REQUEST:
Swap "positive-data-label" for "positive-value-label" in the entries, beginning with the first entry and stopping after the line that contains "x-tick-label: 14 [226, 359, 234, 366]". Copy these lines with only that change.

──────── ENTRIES PROVIDED ────────

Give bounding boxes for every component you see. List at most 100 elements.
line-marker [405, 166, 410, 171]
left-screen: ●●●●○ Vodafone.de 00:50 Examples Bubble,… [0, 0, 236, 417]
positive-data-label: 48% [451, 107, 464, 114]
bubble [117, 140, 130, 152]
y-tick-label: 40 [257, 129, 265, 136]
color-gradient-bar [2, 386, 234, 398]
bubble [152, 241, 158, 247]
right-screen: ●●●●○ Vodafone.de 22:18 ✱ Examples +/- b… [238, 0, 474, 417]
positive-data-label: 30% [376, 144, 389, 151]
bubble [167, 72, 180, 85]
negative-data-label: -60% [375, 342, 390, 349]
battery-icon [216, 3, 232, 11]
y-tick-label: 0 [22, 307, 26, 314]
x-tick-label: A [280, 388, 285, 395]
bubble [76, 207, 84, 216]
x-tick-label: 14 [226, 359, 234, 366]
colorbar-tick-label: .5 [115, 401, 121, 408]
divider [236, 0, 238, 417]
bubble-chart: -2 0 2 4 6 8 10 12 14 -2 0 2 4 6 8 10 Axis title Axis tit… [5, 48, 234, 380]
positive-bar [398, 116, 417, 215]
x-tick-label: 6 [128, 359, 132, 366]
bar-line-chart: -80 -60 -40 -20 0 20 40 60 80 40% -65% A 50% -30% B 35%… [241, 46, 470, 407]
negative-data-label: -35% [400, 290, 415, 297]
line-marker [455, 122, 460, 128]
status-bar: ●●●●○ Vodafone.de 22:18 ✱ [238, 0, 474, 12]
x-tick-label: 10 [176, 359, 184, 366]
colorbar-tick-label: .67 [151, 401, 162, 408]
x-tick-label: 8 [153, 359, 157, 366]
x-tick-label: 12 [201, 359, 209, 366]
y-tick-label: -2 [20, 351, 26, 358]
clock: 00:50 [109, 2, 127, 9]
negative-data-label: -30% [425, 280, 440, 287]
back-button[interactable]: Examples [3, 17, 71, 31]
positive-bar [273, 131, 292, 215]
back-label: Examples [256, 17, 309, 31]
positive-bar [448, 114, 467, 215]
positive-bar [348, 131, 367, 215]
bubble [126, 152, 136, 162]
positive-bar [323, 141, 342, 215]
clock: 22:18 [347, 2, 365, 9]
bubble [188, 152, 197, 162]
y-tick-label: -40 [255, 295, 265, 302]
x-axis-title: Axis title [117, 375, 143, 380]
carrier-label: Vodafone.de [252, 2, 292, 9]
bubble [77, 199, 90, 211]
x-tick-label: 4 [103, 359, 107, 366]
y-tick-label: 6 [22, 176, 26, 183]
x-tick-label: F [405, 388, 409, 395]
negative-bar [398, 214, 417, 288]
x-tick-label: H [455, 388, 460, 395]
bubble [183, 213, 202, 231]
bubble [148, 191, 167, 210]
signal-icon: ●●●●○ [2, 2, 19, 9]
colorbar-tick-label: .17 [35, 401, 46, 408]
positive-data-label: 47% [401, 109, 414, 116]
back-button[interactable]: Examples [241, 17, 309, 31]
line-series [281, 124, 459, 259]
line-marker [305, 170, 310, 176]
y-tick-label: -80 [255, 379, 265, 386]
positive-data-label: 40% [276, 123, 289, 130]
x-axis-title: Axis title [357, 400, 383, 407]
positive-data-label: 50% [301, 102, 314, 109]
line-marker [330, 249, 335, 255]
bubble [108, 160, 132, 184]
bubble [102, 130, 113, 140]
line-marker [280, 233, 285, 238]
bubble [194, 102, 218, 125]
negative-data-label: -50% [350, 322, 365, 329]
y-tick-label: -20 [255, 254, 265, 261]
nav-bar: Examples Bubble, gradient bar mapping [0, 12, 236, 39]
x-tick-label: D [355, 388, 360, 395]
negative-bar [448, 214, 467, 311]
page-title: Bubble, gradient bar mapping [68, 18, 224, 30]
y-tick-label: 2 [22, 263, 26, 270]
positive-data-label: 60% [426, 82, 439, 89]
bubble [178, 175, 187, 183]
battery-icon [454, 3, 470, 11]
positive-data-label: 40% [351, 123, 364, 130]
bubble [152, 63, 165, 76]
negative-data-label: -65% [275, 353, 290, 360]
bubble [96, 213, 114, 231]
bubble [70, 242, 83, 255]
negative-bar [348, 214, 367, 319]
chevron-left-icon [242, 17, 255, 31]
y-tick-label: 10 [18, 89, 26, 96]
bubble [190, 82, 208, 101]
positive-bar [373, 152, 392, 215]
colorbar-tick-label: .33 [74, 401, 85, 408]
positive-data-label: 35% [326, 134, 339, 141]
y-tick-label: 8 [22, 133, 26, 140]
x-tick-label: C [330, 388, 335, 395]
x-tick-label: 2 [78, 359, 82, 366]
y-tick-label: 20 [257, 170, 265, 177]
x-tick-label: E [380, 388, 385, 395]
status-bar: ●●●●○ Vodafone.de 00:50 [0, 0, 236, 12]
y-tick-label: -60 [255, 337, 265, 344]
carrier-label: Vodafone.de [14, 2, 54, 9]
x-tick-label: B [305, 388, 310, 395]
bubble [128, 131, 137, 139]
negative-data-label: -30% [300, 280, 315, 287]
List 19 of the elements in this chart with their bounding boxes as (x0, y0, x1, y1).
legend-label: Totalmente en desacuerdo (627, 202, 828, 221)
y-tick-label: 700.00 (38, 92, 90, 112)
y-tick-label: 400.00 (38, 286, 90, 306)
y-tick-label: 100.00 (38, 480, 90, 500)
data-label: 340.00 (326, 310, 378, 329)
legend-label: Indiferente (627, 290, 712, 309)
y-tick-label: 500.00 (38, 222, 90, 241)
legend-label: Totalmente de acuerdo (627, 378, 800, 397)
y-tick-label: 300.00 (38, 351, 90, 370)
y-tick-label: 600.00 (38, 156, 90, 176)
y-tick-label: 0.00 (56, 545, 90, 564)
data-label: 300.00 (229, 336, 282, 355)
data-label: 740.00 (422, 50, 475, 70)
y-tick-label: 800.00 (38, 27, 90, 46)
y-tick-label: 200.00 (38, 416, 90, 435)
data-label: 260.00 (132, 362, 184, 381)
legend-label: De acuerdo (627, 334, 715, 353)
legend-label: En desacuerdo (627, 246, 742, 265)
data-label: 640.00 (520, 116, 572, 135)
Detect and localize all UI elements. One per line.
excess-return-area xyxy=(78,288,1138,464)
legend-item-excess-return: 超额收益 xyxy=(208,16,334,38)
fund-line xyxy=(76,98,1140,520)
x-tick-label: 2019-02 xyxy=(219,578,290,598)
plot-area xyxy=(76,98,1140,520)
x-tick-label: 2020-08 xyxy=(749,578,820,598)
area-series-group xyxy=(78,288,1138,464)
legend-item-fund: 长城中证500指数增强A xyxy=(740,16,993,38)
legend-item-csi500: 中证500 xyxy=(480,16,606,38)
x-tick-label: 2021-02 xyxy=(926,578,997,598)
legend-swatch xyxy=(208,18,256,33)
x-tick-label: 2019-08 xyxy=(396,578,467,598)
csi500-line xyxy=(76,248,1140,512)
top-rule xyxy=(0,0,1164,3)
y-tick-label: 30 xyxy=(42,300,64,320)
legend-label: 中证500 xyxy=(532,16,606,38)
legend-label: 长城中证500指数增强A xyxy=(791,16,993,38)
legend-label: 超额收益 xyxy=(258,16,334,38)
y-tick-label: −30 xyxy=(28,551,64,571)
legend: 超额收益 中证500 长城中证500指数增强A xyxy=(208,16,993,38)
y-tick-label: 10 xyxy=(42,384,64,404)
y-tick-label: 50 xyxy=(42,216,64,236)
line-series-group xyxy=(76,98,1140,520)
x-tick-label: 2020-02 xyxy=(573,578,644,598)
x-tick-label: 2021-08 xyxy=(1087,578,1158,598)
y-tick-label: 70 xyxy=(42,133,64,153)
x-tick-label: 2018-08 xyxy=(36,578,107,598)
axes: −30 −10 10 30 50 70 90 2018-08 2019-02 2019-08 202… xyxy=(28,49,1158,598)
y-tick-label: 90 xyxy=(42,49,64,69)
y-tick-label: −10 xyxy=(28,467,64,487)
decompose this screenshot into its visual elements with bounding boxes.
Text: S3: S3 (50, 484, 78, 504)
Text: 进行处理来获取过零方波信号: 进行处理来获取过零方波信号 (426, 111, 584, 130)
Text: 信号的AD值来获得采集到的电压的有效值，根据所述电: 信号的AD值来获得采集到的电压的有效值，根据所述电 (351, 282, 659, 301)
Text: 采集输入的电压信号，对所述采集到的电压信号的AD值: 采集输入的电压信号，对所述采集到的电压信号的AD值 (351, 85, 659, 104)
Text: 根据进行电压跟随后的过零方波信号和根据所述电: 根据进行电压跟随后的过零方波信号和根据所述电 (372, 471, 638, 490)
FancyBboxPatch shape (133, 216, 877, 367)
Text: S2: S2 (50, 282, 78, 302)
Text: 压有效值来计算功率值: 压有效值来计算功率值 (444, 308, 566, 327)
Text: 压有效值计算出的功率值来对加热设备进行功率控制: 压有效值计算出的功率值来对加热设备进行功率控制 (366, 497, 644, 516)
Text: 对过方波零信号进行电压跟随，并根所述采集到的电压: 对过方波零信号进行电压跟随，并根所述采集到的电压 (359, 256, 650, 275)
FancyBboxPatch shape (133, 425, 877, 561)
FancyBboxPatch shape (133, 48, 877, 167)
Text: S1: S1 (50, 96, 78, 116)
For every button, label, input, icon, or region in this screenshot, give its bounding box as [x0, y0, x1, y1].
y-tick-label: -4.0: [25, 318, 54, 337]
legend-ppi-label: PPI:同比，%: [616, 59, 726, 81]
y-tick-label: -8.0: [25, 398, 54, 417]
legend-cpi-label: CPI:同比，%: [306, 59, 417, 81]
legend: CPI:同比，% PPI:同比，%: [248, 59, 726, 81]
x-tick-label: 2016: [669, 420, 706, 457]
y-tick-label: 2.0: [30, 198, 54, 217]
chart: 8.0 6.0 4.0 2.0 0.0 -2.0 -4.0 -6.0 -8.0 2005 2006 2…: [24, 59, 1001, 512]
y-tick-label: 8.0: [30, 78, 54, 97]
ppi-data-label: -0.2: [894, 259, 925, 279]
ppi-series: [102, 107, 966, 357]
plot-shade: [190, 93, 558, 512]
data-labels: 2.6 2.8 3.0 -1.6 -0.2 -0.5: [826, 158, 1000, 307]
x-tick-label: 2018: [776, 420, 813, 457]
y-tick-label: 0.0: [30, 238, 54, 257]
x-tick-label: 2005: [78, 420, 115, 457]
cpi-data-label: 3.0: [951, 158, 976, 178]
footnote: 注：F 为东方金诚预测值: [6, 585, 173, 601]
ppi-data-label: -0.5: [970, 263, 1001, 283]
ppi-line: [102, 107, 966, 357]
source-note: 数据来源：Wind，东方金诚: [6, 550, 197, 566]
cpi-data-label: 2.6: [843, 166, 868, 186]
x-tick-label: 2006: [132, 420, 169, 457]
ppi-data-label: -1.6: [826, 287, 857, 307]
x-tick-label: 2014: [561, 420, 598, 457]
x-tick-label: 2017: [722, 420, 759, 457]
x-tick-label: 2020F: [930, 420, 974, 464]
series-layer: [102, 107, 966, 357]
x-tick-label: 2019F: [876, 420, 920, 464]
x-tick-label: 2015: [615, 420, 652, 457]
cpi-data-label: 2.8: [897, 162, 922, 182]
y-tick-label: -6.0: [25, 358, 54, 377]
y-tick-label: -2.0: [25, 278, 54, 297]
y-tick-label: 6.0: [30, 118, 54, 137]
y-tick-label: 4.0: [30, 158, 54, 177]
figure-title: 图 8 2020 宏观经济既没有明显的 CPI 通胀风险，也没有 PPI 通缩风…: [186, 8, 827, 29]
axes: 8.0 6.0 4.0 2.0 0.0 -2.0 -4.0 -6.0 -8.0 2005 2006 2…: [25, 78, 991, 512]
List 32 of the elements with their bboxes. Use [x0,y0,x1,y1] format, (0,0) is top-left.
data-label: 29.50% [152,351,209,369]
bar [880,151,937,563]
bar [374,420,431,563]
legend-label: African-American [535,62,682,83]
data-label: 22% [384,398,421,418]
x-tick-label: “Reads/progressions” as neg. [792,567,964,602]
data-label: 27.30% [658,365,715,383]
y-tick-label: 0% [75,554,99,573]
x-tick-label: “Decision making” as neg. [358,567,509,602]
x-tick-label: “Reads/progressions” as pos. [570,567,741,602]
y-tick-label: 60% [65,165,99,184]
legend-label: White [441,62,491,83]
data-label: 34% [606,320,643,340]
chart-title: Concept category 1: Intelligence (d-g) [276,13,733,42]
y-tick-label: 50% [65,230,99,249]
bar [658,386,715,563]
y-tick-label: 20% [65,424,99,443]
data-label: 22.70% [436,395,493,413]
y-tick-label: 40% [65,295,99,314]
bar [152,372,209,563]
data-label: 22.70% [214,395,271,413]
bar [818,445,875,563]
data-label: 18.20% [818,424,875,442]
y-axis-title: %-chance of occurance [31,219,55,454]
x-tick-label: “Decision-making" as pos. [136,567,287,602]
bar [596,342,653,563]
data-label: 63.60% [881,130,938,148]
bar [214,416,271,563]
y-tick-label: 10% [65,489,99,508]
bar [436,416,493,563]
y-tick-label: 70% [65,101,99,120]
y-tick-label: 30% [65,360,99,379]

────────

THE COMPLETED TASK:
Give bounding boxes for every component you see. List at most 100 elements.
line-marker [405, 166, 410, 171]
left-screen: ●●●●○ Vodafone.de 00:50 Examples Bubble,… [0, 0, 236, 417]
positive-value-label: 48% [451, 107, 464, 114]
bubble [117, 140, 130, 152]
y-tick-label: 40 [257, 129, 265, 136]
color-gradient-bar [2, 386, 234, 398]
bubble [152, 241, 158, 247]
right-screen: ●●●●○ Vodafone.de 22:18 ✱ Examples +/- b… [238, 0, 474, 417]
positive-value-label: 30% [376, 144, 389, 151]
bubble [167, 72, 180, 85]
negative-data-label: -60% [375, 342, 390, 349]
battery-icon [216, 3, 232, 11]
y-tick-label: 0 [22, 307, 26, 314]
x-tick-label: A [280, 388, 285, 395]
bubble [76, 207, 84, 216]
x-tick-label: 14 [226, 359, 234, 366]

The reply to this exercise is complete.